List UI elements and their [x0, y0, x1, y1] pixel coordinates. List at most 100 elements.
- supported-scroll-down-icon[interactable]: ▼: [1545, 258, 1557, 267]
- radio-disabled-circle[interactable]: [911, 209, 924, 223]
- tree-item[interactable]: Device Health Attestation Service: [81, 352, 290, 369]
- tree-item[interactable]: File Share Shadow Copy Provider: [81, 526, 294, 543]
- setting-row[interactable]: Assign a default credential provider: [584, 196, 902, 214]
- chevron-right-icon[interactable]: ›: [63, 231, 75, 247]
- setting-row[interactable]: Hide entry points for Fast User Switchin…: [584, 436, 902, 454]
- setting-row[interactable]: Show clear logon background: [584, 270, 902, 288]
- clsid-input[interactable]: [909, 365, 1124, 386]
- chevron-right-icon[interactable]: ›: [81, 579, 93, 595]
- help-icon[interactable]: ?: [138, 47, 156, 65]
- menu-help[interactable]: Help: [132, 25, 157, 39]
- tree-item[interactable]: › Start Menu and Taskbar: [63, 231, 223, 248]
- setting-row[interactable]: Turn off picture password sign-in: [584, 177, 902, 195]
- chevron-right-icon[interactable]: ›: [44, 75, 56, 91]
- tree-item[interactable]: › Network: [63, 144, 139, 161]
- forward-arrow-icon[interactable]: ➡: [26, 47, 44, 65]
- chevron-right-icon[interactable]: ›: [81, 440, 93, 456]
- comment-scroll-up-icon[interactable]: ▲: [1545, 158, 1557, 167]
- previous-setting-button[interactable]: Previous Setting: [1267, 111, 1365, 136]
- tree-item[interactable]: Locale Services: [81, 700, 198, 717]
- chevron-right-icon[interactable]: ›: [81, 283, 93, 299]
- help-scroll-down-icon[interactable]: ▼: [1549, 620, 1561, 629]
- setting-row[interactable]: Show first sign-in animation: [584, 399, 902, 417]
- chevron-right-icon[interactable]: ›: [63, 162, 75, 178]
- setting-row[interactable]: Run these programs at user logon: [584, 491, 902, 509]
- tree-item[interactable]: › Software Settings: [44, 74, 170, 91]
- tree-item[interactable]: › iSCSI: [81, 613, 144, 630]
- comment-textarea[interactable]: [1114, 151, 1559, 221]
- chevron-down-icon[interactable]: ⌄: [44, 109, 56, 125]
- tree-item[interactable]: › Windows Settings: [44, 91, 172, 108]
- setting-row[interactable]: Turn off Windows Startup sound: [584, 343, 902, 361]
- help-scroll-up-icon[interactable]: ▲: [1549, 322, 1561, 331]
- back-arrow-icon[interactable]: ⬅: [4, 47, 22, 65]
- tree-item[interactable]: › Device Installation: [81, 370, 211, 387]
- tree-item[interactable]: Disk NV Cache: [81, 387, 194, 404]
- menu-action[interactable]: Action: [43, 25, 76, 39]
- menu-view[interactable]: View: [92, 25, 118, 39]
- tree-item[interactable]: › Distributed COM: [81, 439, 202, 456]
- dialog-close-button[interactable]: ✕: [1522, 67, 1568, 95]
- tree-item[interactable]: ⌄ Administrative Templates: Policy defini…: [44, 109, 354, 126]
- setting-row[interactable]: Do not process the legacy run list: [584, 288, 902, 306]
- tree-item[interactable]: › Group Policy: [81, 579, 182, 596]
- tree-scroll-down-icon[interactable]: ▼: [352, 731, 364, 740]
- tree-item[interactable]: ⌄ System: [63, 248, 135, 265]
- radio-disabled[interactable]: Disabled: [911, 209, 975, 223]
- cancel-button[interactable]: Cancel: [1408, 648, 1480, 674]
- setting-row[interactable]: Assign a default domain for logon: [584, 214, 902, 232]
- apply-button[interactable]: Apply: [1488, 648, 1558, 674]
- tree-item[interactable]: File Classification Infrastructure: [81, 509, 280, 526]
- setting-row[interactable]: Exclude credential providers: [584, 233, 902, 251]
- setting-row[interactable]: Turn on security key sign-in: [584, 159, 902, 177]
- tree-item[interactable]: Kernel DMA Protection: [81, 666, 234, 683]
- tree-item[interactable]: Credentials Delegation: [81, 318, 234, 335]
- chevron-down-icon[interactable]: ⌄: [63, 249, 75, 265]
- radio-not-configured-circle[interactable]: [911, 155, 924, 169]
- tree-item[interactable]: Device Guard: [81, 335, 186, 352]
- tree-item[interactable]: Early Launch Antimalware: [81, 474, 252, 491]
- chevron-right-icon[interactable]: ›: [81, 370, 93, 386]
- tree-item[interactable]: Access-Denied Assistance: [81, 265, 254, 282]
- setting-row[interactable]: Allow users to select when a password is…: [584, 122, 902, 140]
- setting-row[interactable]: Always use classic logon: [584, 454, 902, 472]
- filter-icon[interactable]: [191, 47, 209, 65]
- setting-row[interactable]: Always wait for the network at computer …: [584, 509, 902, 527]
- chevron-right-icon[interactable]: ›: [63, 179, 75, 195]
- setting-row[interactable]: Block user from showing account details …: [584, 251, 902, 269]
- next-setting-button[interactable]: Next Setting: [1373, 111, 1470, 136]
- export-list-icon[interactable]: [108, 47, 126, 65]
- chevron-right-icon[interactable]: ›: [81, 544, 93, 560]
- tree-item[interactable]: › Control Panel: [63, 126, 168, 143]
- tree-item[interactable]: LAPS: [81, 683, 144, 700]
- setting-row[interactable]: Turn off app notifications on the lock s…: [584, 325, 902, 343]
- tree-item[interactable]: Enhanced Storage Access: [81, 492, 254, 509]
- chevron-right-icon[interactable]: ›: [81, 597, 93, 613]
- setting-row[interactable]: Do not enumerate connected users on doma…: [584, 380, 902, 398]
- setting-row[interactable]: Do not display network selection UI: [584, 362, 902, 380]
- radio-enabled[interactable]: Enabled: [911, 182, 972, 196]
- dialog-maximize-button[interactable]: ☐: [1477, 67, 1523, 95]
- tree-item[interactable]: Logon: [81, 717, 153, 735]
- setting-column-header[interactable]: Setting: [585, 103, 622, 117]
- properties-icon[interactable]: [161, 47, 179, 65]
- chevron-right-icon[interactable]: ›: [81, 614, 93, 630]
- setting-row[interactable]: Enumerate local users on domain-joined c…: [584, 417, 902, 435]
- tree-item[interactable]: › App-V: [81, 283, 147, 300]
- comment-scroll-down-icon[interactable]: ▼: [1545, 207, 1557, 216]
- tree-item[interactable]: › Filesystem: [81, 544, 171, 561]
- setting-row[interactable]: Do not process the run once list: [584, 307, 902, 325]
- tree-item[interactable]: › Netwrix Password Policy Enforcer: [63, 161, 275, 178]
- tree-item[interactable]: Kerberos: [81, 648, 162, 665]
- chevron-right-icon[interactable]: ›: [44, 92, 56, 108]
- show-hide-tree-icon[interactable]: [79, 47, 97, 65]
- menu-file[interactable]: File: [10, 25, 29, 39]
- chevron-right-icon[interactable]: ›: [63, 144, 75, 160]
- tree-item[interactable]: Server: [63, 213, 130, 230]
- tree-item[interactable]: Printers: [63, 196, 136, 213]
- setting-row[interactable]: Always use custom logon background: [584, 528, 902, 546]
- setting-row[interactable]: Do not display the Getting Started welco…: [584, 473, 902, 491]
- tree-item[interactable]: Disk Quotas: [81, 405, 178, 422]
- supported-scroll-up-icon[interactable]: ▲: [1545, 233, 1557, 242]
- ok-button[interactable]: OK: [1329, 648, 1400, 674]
.....
PROMPT:
Locate each line in the records above that contains the string "domain" and copy those lines out. Only matches with the same case count.

RESPONSE TO THE EXERCISE:
- setting-row[interactable]: Assign a default domain for logon: [584, 214, 902, 232]
- setting-row[interactable]: Enumerate local users on domain-joined c…: [584, 417, 902, 435]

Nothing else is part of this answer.